◆ Required work ◆
Find the number of lines in these records where the word "panel" appears. Reply with that number and nothing more.

◆ Exercise data ◆
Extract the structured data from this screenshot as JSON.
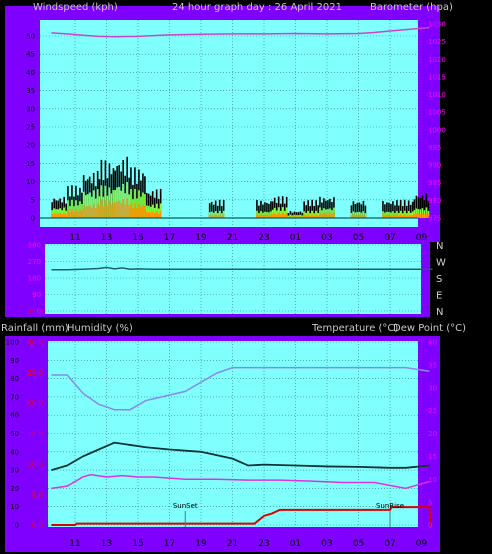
{
  "header": {
    "left": "Windspeed (kph)",
    "center": "24 hour graph day : 26 April 2021",
    "right": "Barometer (hpa)"
  },
  "labels": {
    "rainfall": "Rainfall (mm)",
    "humidity": "Humidity (%)",
    "temperature": "Temperature (°C)",
    "dewpoint": "Dew Point (°C)",
    "sunset": "SunSet",
    "sunrise": "SunRise"
  },
  "colors": {
    "frame": "#8000ff",
    "plot_bg": "#80ffff",
    "grid": "#3a7a7a",
    "barometer": "#cc44cc",
    "wind_gust": "#000000",
    "wind_avg": "#80ff40",
    "wind_low": "#ff9900",
    "wind_dir": "#1f5f70",
    "humidity": "#8888ee",
    "temperature": "#0d3333",
    "dewpoint": "#dd33dd",
    "rain": "#dd0000",
    "tick_left_top": "#000000",
    "tick_right": "#ff00ff",
    "tick_bottom_rain": "#ff0000"
  },
  "chart_data": [
    {
      "type": "bar",
      "panel": "wind-barometer",
      "x_ticks": [
        "11",
        "13",
        "15",
        "17",
        "19",
        "21",
        "23",
        "01",
        "03",
        "05",
        "07",
        "09"
      ],
      "y_left_range": [
        0,
        50
      ],
      "y_left_ticks": [
        "0",
        "5",
        "10",
        "15",
        "20",
        "25",
        "30",
        "35",
        "40",
        "45",
        "50"
      ],
      "y_right_range": [
        975,
        1030
      ],
      "y_right_ticks": [
        "975",
        "980",
        "985",
        "990",
        "995",
        "1000",
        "1005",
        "1010",
        "1015",
        "1020",
        "1025",
        "1030"
      ],
      "barometer": {
        "x": [
          9.5,
          10.5,
          11.5,
          12.5,
          13.5,
          15,
          16,
          17,
          19,
          21,
          23,
          25,
          27,
          29,
          30,
          31,
          32,
          33,
          33.5
        ],
        "y": [
          1027.5,
          1027.2,
          1026.8,
          1026.5,
          1026.4,
          1026.5,
          1026.7,
          1026.9,
          1027.1,
          1027.2,
          1027.2,
          1027.3,
          1027.2,
          1027.3,
          1027.6,
          1028.0,
          1028.4,
          1028.8,
          1029.0
        ]
      },
      "wind_gust_segments": [
        [
          10,
          6
        ],
        [
          11,
          9
        ],
        [
          12,
          13
        ],
        [
          13,
          16
        ],
        [
          14,
          17
        ],
        [
          15,
          14
        ],
        [
          16,
          8
        ],
        [
          17,
          0
        ],
        [
          18,
          0
        ],
        [
          19,
          0
        ],
        [
          20,
          5
        ],
        [
          21,
          0
        ],
        [
          22,
          0
        ],
        [
          23,
          5
        ],
        [
          24,
          6
        ],
        [
          25,
          2
        ],
        [
          26,
          5
        ],
        [
          27,
          6
        ],
        [
          28,
          0
        ],
        [
          29,
          5
        ],
        [
          30,
          0
        ],
        [
          31,
          5
        ],
        [
          32,
          5
        ],
        [
          33,
          7
        ]
      ],
      "wind_avg_segments": [
        [
          10,
          3
        ],
        [
          11,
          5
        ],
        [
          12,
          8
        ],
        [
          13,
          9
        ],
        [
          14,
          10
        ],
        [
          15,
          8
        ],
        [
          16,
          4
        ],
        [
          17,
          0
        ],
        [
          18,
          0
        ],
        [
          19,
          0
        ],
        [
          20,
          2
        ],
        [
          21,
          0
        ],
        [
          22,
          0
        ],
        [
          23,
          2
        ],
        [
          24,
          3
        ],
        [
          25,
          1
        ],
        [
          26,
          2
        ],
        [
          27,
          3
        ],
        [
          28,
          0
        ],
        [
          29,
          2
        ],
        [
          30,
          0
        ],
        [
          31,
          2
        ],
        [
          32,
          2
        ],
        [
          33,
          3
        ]
      ],
      "wind_low_segments": [
        [
          10,
          1.5
        ],
        [
          11,
          2.5
        ],
        [
          12,
          4
        ],
        [
          13,
          5
        ],
        [
          14,
          5.5
        ],
        [
          15,
          4
        ],
        [
          16,
          2
        ],
        [
          17,
          0
        ],
        [
          18,
          0
        ],
        [
          19,
          0
        ],
        [
          20,
          1
        ],
        [
          21,
          0
        ],
        [
          22,
          0
        ],
        [
          23,
          1
        ],
        [
          24,
          1.5
        ],
        [
          25,
          0.5
        ],
        [
          26,
          1
        ],
        [
          27,
          1.5
        ],
        [
          28,
          0
        ],
        [
          29,
          1
        ],
        [
          30,
          0
        ],
        [
          31,
          1
        ],
        [
          32,
          1
        ],
        [
          33,
          1.5
        ]
      ]
    },
    {
      "type": "line",
      "panel": "wind-direction",
      "y_ticks": [
        "360",
        "270",
        "180",
        "90",
        "0"
      ],
      "y_right_labels": [
        "N",
        "W",
        "S",
        "E",
        "N"
      ],
      "y_range": [
        0,
        360
      ],
      "x": [
        9.5,
        10.5,
        11.5,
        12.5,
        13,
        13.5,
        14,
        14.5,
        15,
        16,
        20,
        25,
        30,
        33.7
      ],
      "y": [
        225,
        225,
        228,
        232,
        238,
        230,
        235,
        228,
        230,
        228,
        228,
        228,
        228,
        228
      ]
    },
    {
      "type": "line",
      "panel": "temp-humidity-rain",
      "x_ticks": [
        "11",
        "13",
        "15",
        "17",
        "19",
        "21",
        "23",
        "01",
        "03",
        "05",
        "07",
        "09"
      ],
      "y_left_range": [
        0,
        100
      ],
      "y_left_ticks": [
        "0",
        "10",
        "20",
        "30",
        "40",
        "50",
        "60",
        "70",
        "80",
        "90",
        "100"
      ],
      "y_right_range": [
        0,
        40
      ],
      "y_right_ticks": [
        "0",
        "5",
        "10",
        "15",
        "20",
        "25",
        "30",
        "35",
        "40"
      ],
      "rain_ticks": [
        "0.0",
        "5.0",
        "10.0",
        "15.0",
        "20.0",
        "25.0",
        "30.0",
        "35.0"
      ],
      "humidity": {
        "x": [
          9.5,
          10.5,
          11.5,
          12.5,
          13.5,
          14.5,
          15.5,
          16.5,
          18,
          19,
          20,
          21,
          22,
          24,
          26,
          28,
          30,
          32,
          33.5
        ],
        "y": [
          82,
          82,
          72,
          66,
          63,
          63,
          68,
          70,
          73,
          78,
          83,
          86,
          86,
          86,
          86,
          86,
          86,
          86,
          84
        ]
      },
      "temperature": {
        "x": [
          9.5,
          10.5,
          11.5,
          12.5,
          13.5,
          14.5,
          15.5,
          17,
          19,
          21,
          22,
          23,
          25,
          27,
          29,
          31,
          32,
          33.5
        ],
        "y": [
          12,
          13,
          15,
          16.5,
          18,
          17.5,
          17,
          16.5,
          16,
          14.5,
          13,
          13.2,
          13,
          12.8,
          12.7,
          12.5,
          12.5,
          13
        ]
      },
      "dewpoint": {
        "x": [
          9.5,
          10.5,
          11.5,
          12,
          13,
          14,
          15,
          16,
          18,
          20,
          22,
          24,
          26,
          28,
          30,
          32,
          33.5
        ],
        "y": [
          8,
          8.5,
          10.5,
          11,
          10.5,
          10.8,
          10.5,
          10.5,
          10,
          10,
          9.8,
          9.8,
          9.6,
          9.3,
          9.3,
          8,
          9.5
        ]
      },
      "rain": {
        "x": [
          9.5,
          11,
          11.1,
          22.4,
          23,
          23.5,
          24,
          31,
          31.1,
          33.5,
          33.6
        ],
        "y": [
          0,
          0,
          0.3,
          0.3,
          2,
          2.5,
          3.3,
          3.3,
          3.9,
          3.9,
          0
        ]
      },
      "sunset_hour": 18,
      "sunrise_hour": 31
    }
  ]
}
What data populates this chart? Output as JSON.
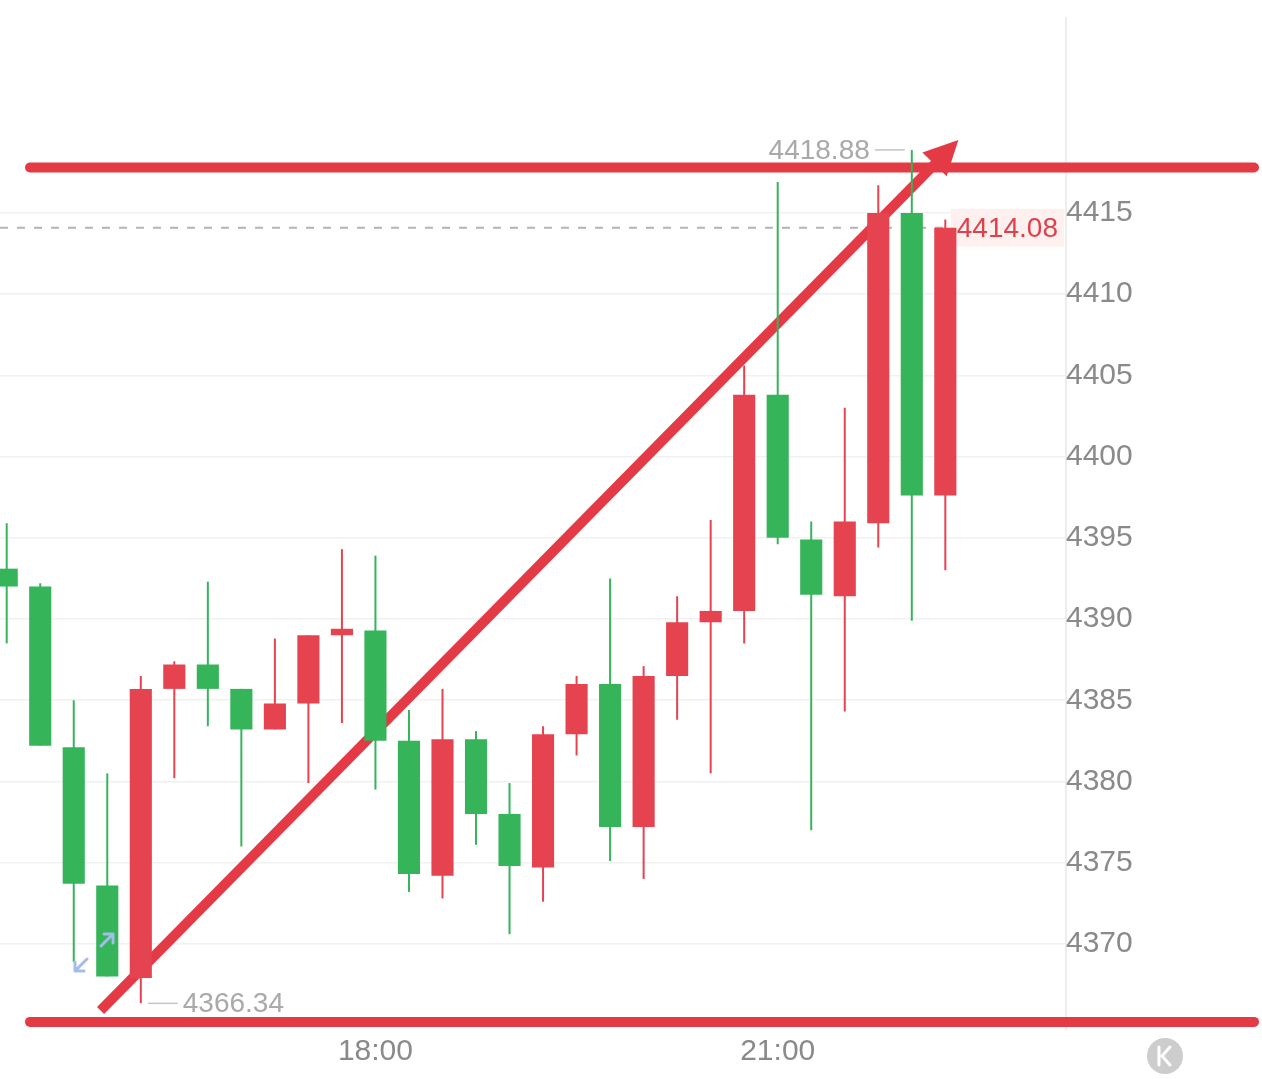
{
  "chart_data": {
    "type": "candlestick",
    "x": [
      15.25,
      15.5,
      15.75,
      16,
      16.25,
      16.5,
      16.75,
      17,
      17.25,
      17.5,
      17.75,
      18,
      18.25,
      18.5,
      18.75,
      19,
      19.25,
      19.5,
      19.75,
      20,
      20.25,
      20.5,
      20.75,
      21,
      21.25,
      21.5,
      21.75,
      22,
      22.25
    ],
    "ohlc": [
      [
        4393.1,
        4395.9,
        4388.5,
        4392.0
      ],
      [
        4392.0,
        4392.2,
        4382.2,
        4382.2
      ],
      [
        4382.1,
        4385.0,
        4368.9,
        4373.7
      ],
      [
        4373.6,
        4380.5,
        4368.0,
        4368.0
      ],
      [
        4367.9,
        4386.5,
        4366.34,
        4385.7
      ],
      [
        4385.7,
        4387.4,
        4380.2,
        4387.2
      ],
      [
        4387.2,
        4392.3,
        4383.4,
        4385.7
      ],
      [
        4385.7,
        4385.7,
        4376.0,
        4383.2
      ],
      [
        4383.2,
        4388.8,
        4383.2,
        4384.8
      ],
      [
        4384.8,
        4389.0,
        4379.9,
        4389.0
      ],
      [
        4389.0,
        4394.3,
        4383.6,
        4389.4
      ],
      [
        4389.3,
        4393.9,
        4379.5,
        4382.5
      ],
      [
        4382.5,
        4384.4,
        4373.2,
        4374.3
      ],
      [
        4374.2,
        4385.7,
        4372.8,
        4382.6
      ],
      [
        4382.6,
        4383.1,
        4376.1,
        4378.0
      ],
      [
        4378.0,
        4379.9,
        4370.6,
        4374.8
      ],
      [
        4374.7,
        4383.4,
        4372.6,
        4382.9
      ],
      [
        4382.9,
        4386.5,
        4381.6,
        4386.0
      ],
      [
        4386.0,
        4392.5,
        4375.1,
        4377.2
      ],
      [
        4377.2,
        4387.1,
        4374.0,
        4386.5
      ],
      [
        4386.5,
        4391.4,
        4383.8,
        4389.8
      ],
      [
        4389.8,
        4396.1,
        4380.5,
        4390.5
      ],
      [
        4390.5,
        4405.6,
        4388.5,
        4403.8
      ],
      [
        4403.8,
        4416.9,
        4394.6,
        4395.0
      ],
      [
        4394.9,
        4396.0,
        4377.0,
        4391.5
      ],
      [
        4391.4,
        4403.0,
        4384.3,
        4396.0
      ],
      [
        4395.9,
        4416.7,
        4394.4,
        4415.0
      ],
      [
        4415.0,
        4418.88,
        4389.9,
        4397.6
      ],
      [
        4397.6,
        4414.6,
        4393.0,
        4414.08
      ]
    ],
    "colors": [
      "#35b45a",
      "#35b45a",
      "#35b45a",
      "#35b45a",
      "#e4434f",
      "#e4434f",
      "#35b45a",
      "#35b45a",
      "#e4434f",
      "#e4434f",
      "#e4434f",
      "#35b45a",
      "#35b45a",
      "#e4434f",
      "#35b45a",
      "#35b45a",
      "#e4434f",
      "#e4434f",
      "#35b45a",
      "#e4434f",
      "#e4434f",
      "#e4434f",
      "#e4434f",
      "#35b45a",
      "#35b45a",
      "#e4434f",
      "#e4434f",
      "#35b45a",
      "#e4434f"
    ],
    "series": [
      {
        "type": "line",
        "x": [
          15.95,
          22.29
        ],
        "values": [
          4365.9,
          4419.0
        ],
        "color": "#e33a45"
      }
    ],
    "xlim": [
      15.2,
      23.15
    ],
    "xticks": [
      {
        "value": 18,
        "label": "18:00"
      },
      {
        "value": 21,
        "label": "21:00"
      }
    ],
    "ylim": [
      4364.7,
      4427
    ],
    "yticks": [
      4370,
      4375,
      4380,
      4385,
      4390,
      4395,
      4400,
      4405,
      4410,
      4415
    ],
    "grid": "y",
    "ref_lines": [
      {
        "axis": "y",
        "value": 4417.8,
        "color": "#e33a45"
      },
      {
        "axis": "y",
        "value": 4365.2,
        "color": "#e33a45"
      },
      {
        "axis": "y",
        "value": 4414.08,
        "label": "4414.08",
        "color": "#b4b4b4",
        "line_style": "dashed"
      }
    ],
    "annotations": [
      {
        "text": "4418.88",
        "x": 22,
        "y": 4418.88
      },
      {
        "text": "4366.34",
        "x": 16.25,
        "y": 4366.34
      }
    ]
  }
}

◆ Output of the task ◆
3